Copy everything in the listing below word for word, apart from any images.

┌─ Records to use

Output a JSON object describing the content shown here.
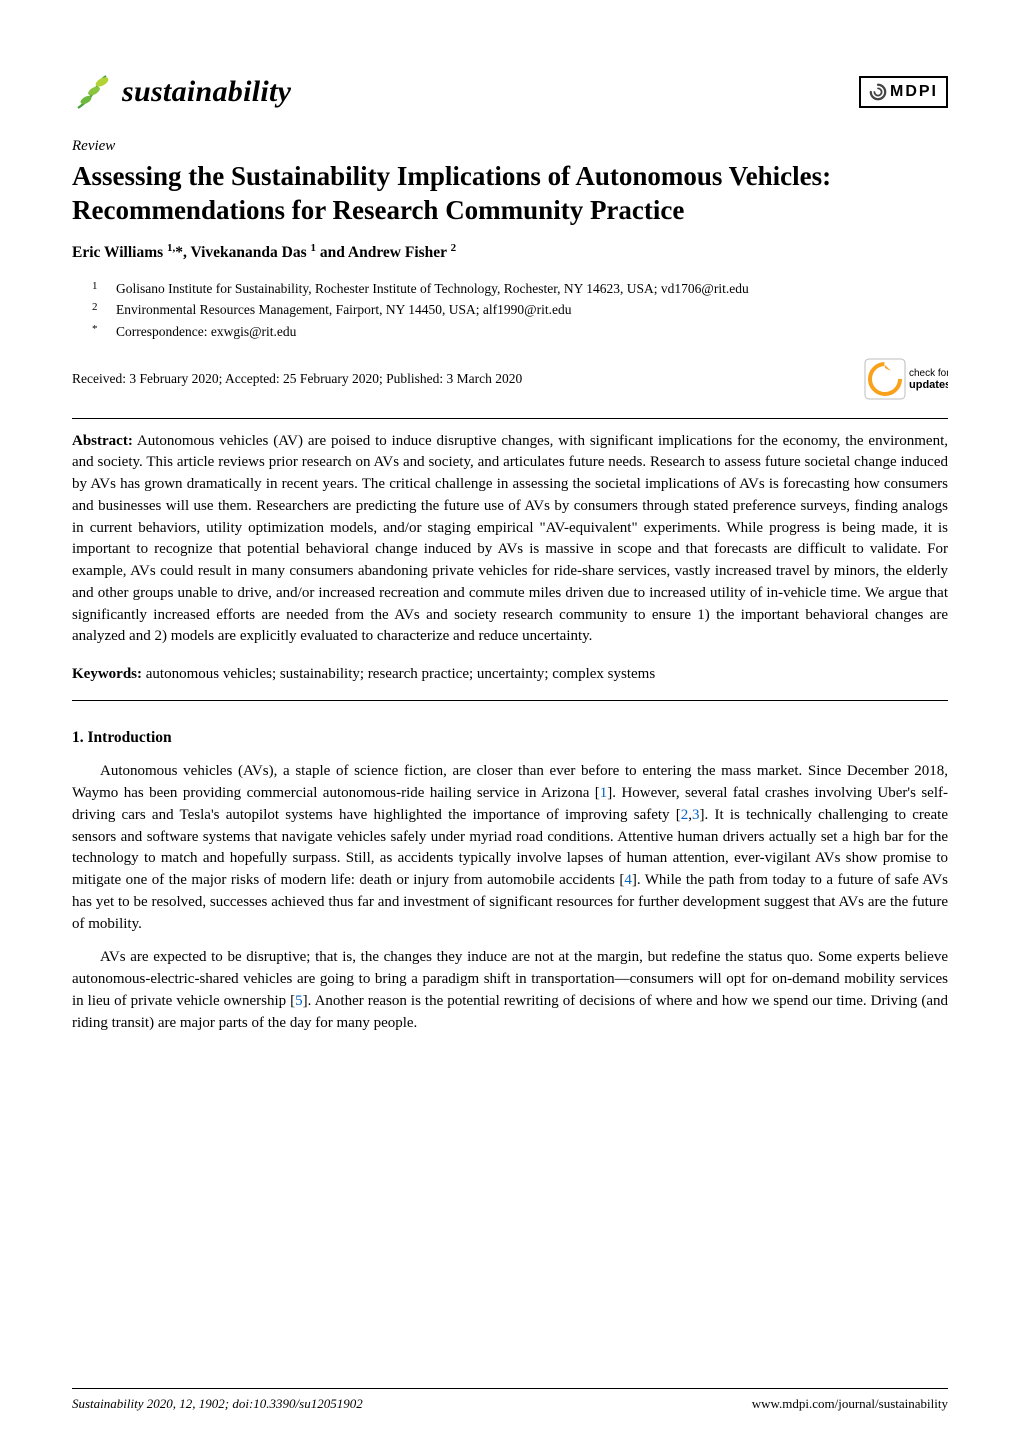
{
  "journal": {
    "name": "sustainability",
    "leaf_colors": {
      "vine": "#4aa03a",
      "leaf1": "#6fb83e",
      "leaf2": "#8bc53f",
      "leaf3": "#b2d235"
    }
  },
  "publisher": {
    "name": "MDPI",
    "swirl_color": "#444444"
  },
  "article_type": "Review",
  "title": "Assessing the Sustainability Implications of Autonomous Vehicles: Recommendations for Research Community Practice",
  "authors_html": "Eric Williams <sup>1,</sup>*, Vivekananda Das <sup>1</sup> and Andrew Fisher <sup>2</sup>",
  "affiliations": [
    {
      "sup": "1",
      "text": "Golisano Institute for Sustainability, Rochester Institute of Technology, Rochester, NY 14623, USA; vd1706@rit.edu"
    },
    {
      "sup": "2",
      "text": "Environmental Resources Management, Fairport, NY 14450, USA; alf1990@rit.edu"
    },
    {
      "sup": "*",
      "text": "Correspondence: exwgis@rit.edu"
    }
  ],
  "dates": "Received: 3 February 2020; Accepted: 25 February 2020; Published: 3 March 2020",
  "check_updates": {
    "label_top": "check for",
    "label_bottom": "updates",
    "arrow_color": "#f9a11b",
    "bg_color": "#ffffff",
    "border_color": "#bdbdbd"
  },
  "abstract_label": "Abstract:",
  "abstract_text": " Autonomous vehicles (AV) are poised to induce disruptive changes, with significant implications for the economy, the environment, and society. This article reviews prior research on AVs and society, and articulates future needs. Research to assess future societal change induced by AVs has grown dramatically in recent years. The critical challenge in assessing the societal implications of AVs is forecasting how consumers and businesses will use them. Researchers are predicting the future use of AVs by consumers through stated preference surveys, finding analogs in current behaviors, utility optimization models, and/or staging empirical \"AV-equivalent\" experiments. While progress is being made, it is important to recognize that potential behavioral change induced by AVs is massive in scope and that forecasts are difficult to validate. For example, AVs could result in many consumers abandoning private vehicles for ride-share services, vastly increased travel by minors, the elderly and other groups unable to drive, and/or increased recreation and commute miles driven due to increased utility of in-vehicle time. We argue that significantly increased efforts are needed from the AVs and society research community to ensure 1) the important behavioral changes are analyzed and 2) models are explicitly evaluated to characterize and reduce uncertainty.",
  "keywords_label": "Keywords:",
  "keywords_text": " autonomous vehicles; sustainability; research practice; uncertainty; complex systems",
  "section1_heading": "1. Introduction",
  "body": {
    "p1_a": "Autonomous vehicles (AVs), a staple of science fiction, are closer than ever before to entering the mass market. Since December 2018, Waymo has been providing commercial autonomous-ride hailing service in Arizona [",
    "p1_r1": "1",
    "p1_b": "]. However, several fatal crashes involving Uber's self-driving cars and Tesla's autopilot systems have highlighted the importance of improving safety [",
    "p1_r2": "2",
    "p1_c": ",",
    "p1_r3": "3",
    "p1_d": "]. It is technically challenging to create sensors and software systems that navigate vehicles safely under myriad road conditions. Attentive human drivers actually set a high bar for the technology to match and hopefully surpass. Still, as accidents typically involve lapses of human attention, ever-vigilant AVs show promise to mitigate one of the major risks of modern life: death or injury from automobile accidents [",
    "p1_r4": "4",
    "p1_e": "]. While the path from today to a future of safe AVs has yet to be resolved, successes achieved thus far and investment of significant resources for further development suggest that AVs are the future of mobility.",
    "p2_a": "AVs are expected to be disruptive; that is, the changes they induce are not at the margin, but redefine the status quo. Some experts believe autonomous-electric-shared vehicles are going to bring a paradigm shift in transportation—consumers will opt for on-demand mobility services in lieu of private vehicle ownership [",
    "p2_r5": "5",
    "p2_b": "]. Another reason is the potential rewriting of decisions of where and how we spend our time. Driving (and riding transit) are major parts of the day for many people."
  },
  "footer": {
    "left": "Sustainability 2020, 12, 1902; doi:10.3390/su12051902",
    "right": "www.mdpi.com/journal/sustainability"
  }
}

└─

• In response:
Output a JSON object describing the content shown here.
{
  "journal": {
    "name": "sustainability",
    "leaf_colors": {
      "vine": "#4aa03a",
      "leaf1": "#6fb83e",
      "leaf2": "#8bc53f",
      "leaf3": "#b2d235"
    }
  },
  "publisher": {
    "name": "MDPI",
    "swirl_color": "#444444"
  },
  "article_type": "Review",
  "title": "Assessing the Sustainability Implications of Autonomous Vehicles: Recommendations for Research Community Practice",
  "authors_html": "Eric Williams <sup>1,</sup>*, Vivekananda Das <sup>1</sup> and Andrew Fisher <sup>2</sup>",
  "affiliations": [
    {
      "sup": "1",
      "text": "Golisano Institute for Sustainability, Rochester Institute of Technology, Rochester, NY 14623, USA; vd1706@rit.edu"
    },
    {
      "sup": "2",
      "text": "Environmental Resources Management, Fairport, NY 14450, USA; alf1990@rit.edu"
    },
    {
      "sup": "*",
      "text": "Correspondence: exwgis@rit.edu"
    }
  ],
  "dates": "Received: 3 February 2020; Accepted: 25 February 2020; Published: 3 March 2020",
  "check_updates": {
    "label_top": "check for",
    "label_bottom": "updates",
    "arrow_color": "#f9a11b",
    "bg_color": "#ffffff",
    "border_color": "#bdbdbd"
  },
  "abstract_label": "Abstract:",
  "abstract_text": " Autonomous vehicles (AV) are poised to induce disruptive changes, with significant implications for the economy, the environment, and society. This article reviews prior research on AVs and society, and articulates future needs. Research to assess future societal change induced by AVs has grown dramatically in recent years. The critical challenge in assessing the societal implications of AVs is forecasting how consumers and businesses will use them. Researchers are predicting the future use of AVs by consumers through stated preference surveys, finding analogs in current behaviors, utility optimization models, and/or staging empirical \"AV-equivalent\" experiments. While progress is being made, it is important to recognize that potential behavioral change induced by AVs is massive in scope and that forecasts are difficult to validate. For example, AVs could result in many consumers abandoning private vehicles for ride-share services, vastly increased travel by minors, the elderly and other groups unable to drive, and/or increased recreation and commute miles driven due to increased utility of in-vehicle time. We argue that significantly increased efforts are needed from the AVs and society research community to ensure 1) the important behavioral changes are analyzed and 2) models are explicitly evaluated to characterize and reduce uncertainty.",
  "keywords_label": "Keywords:",
  "keywords_text": " autonomous vehicles; sustainability; research practice; uncertainty; complex systems",
  "section1_heading": "1. Introduction",
  "body": {
    "p1_a": "Autonomous vehicles (AVs), a staple of science fiction, are closer than ever before to entering the mass market. Since December 2018, Waymo has been providing commercial autonomous-ride hailing service in Arizona [",
    "p1_r1": "1",
    "p1_b": "]. However, several fatal crashes involving Uber's self-driving cars and Tesla's autopilot systems have highlighted the importance of improving safety [",
    "p1_r2": "2",
    "p1_c": ",",
    "p1_r3": "3",
    "p1_d": "]. It is technically challenging to create sensors and software systems that navigate vehicles safely under myriad road conditions. Attentive human drivers actually set a high bar for the technology to match and hopefully surpass. Still, as accidents typically involve lapses of human attention, ever-vigilant AVs show promise to mitigate one of the major risks of modern life: death or injury from automobile accidents [",
    "p1_r4": "4",
    "p1_e": "]. While the path from today to a future of safe AVs has yet to be resolved, successes achieved thus far and investment of significant resources for further development suggest that AVs are the future of mobility.",
    "p2_a": "AVs are expected to be disruptive; that is, the changes they induce are not at the margin, but redefine the status quo. Some experts believe autonomous-electric-shared vehicles are going to bring a paradigm shift in transportation—consumers will opt for on-demand mobility services in lieu of private vehicle ownership [",
    "p2_r5": "5",
    "p2_b": "]. Another reason is the potential rewriting of decisions of where and how we spend our time. Driving (and riding transit) are major parts of the day for many people."
  },
  "footer": {
    "left": "Sustainability 2020, 12, 1902; doi:10.3390/su12051902",
    "right": "www.mdpi.com/journal/sustainability"
  }
}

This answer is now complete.